*** INFORMATION SHOWN ***

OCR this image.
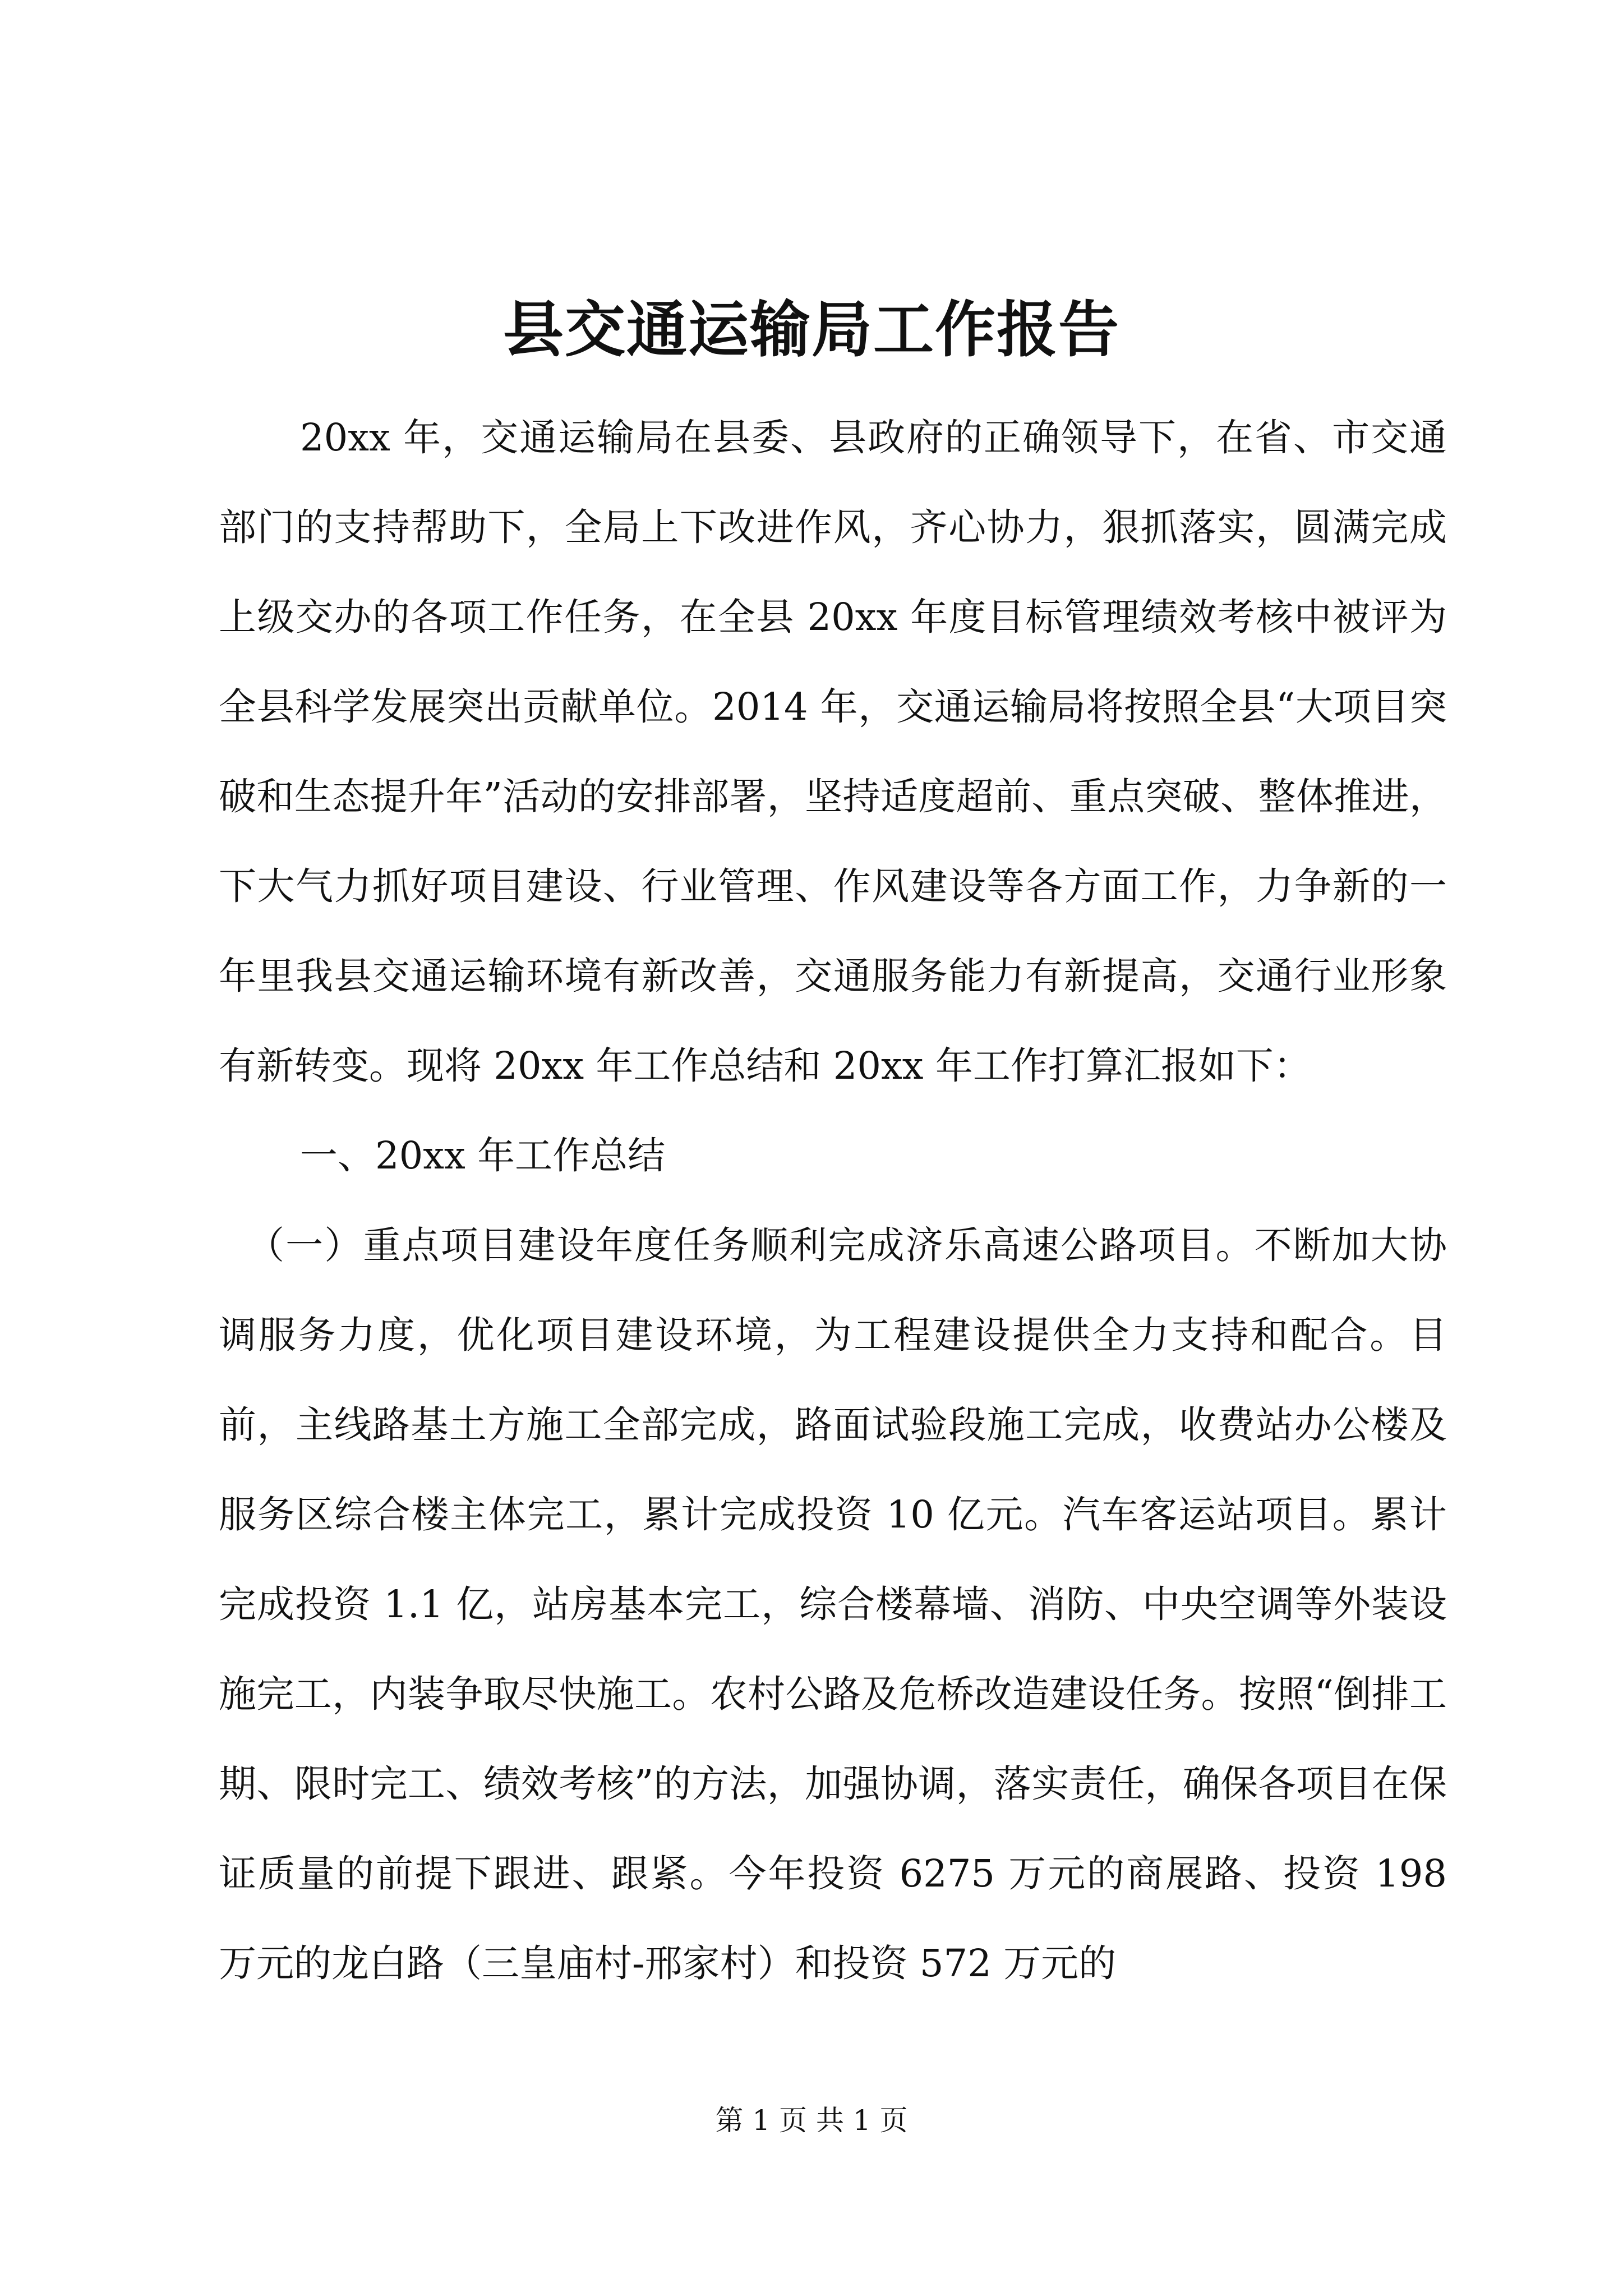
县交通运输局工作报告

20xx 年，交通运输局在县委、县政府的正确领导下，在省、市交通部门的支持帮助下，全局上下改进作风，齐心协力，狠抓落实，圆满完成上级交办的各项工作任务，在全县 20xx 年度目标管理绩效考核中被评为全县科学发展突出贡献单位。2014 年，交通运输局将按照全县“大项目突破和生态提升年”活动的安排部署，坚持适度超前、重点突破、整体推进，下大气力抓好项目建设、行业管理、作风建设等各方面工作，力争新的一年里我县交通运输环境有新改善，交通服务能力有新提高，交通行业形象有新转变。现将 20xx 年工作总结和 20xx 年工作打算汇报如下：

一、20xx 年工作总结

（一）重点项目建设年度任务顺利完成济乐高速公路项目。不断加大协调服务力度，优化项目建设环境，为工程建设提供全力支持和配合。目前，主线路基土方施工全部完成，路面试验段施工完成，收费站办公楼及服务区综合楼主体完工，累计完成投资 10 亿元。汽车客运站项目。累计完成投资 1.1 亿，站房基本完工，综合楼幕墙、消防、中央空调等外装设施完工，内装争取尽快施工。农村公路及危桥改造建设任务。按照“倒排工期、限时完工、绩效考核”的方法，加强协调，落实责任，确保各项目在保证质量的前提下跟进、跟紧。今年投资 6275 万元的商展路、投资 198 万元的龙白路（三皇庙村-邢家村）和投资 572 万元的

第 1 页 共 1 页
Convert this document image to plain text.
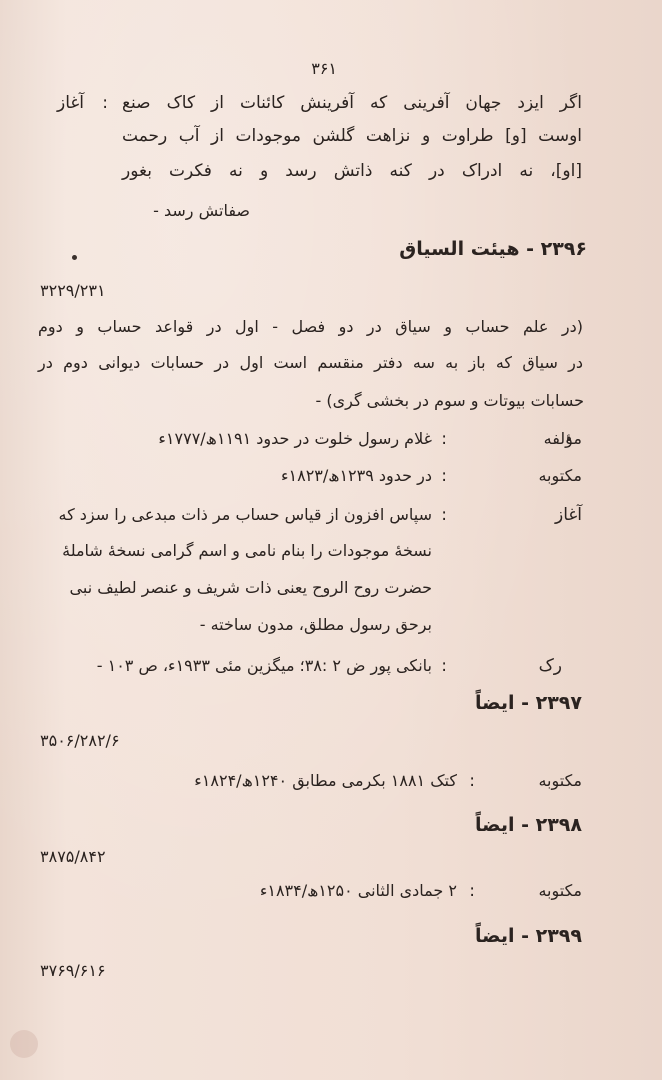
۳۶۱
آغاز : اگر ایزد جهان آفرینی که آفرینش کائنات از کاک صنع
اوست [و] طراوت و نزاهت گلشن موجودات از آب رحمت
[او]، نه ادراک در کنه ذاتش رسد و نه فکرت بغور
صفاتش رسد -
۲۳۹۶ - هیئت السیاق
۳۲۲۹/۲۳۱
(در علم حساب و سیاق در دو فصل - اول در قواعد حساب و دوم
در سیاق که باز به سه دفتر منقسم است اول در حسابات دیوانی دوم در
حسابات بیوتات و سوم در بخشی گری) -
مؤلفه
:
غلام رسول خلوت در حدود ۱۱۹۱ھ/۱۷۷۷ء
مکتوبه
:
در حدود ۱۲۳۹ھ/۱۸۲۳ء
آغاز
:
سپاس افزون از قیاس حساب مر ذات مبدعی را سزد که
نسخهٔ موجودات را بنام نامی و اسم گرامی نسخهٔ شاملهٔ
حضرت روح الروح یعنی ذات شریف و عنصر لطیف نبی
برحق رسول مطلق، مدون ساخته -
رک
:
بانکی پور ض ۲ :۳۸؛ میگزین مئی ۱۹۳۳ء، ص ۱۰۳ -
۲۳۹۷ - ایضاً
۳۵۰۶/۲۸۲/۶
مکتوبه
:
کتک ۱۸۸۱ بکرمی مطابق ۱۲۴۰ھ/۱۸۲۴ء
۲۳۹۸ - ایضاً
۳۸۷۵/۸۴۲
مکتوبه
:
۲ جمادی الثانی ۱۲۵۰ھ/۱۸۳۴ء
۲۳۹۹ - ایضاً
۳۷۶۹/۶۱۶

***

YOUR TASK >>
All of the data above should be quoted exactly, except for the pictures.

SOLVED PROBLEM >>
OCR this image.
县交通运输局工作报告

20xx 年，交通运输局在县委、县政府的正确领导下，在省、市交通部门的支持帮助下，全局上下改进作风，齐心协力，狠抓落实，圆满完成上级交办的各项工作任务，在全县 20xx 年度目标管理绩效考核中被评为全县科学发展突出贡献单位。2014 年，交通运输局将按照全县“大项目突破和生态提升年”活动的安排部署，坚持适度超前、重点突破、整体推进，下大气力抓好项目建设、行业管理、作风建设等各方面工作，力争新的一年里我县交通运输环境有新改善，交通服务能力有新提高，交通行业形象有新转变。现将 20xx 年工作总结和 20xx 年工作打算汇报如下：

一、20xx 年工作总结

（一）重点项目建设年度任务顺利完成济乐高速公路项目。不断加大协调服务力度，优化项目建设环境，为工程建设提供全力支持和配合。目前，主线路基土方施工全部完成，路面试验段施工完成，收费站办公楼及服务区综合楼主体完工，累计完成投资 10 亿元。汽车客运站项目。累计完成投资 1.1 亿，站房基本完工，综合楼幕墙、消防、中央空调等外装设施完工，内装争取尽快施工。农村公路及危桥改造建设任务。按照“倒排工期、限时完工、绩效考核”的方法，加强协调，落实责任，确保各项目在保证质量的前提下跟进、跟紧。今年投资 6275 万元的商展路、投资 198 万元的龙白路（三皇庙村-邢家村）和投资 572 万元的

第 1 页 共 1 页
Convert this document image to plain text.
۳۶۱
آغاز : اگر ایزد جهان آفرینی که آفرینش کائنات از کاک صنع
اوست [و] طراوت و نزاهت گلشن موجودات از آب رحمت
[او]، نه ادراک در کنه ذاتش رسد و نه فکرت بغور
صفاتش رسد -
۲۳۹۶ - هیئت السیاق
۳۲۲۹/۲۳۱
(در علم حساب و سیاق در دو فصل - اول در قواعد حساب و دوم
در سیاق که باز به سه دفتر منقسم است اول در حسابات دیوانی دوم در
حسابات بیوتات و سوم در بخشی گری) -
مؤلفه
:
غلام رسول خلوت در حدود ۱۱۹۱ھ/۱۷۷۷ء
مکتوبه
:
در حدود ۱۲۳۹ھ/۱۸۲۳ء
آغاز
:
سپاس افزون از قیاس حساب مر ذات مبدعی را سزد که
نسخهٔ موجودات را بنام نامی و اسم گرامی نسخهٔ شاملهٔ
حضرت روح الروح یعنی ذات شریف و عنصر لطیف نبی
برحق رسول مطلق، مدون ساخته -
رک
:
بانکی پور ض ۲ :۳۸؛ میگزین مئی ۱۹۳۳ء، ص ۱۰۳ -
۲۳۹۷ - ایضاً
۳۵۰۶/۲۸۲/۶
مکتوبه
:
کتک ۱۸۸۱ بکرمی مطابق ۱۲۴۰ھ/۱۸۲۴ء
۲۳۹۸ - ایضاً
۳۸۷۵/۸۴۲
مکتوبه
:
۲ جمادی الثانی ۱۲۵۰ھ/۱۸۳۴ء
۲۳۹۹ - ایضاً
۳۷۶۹/۶۱۶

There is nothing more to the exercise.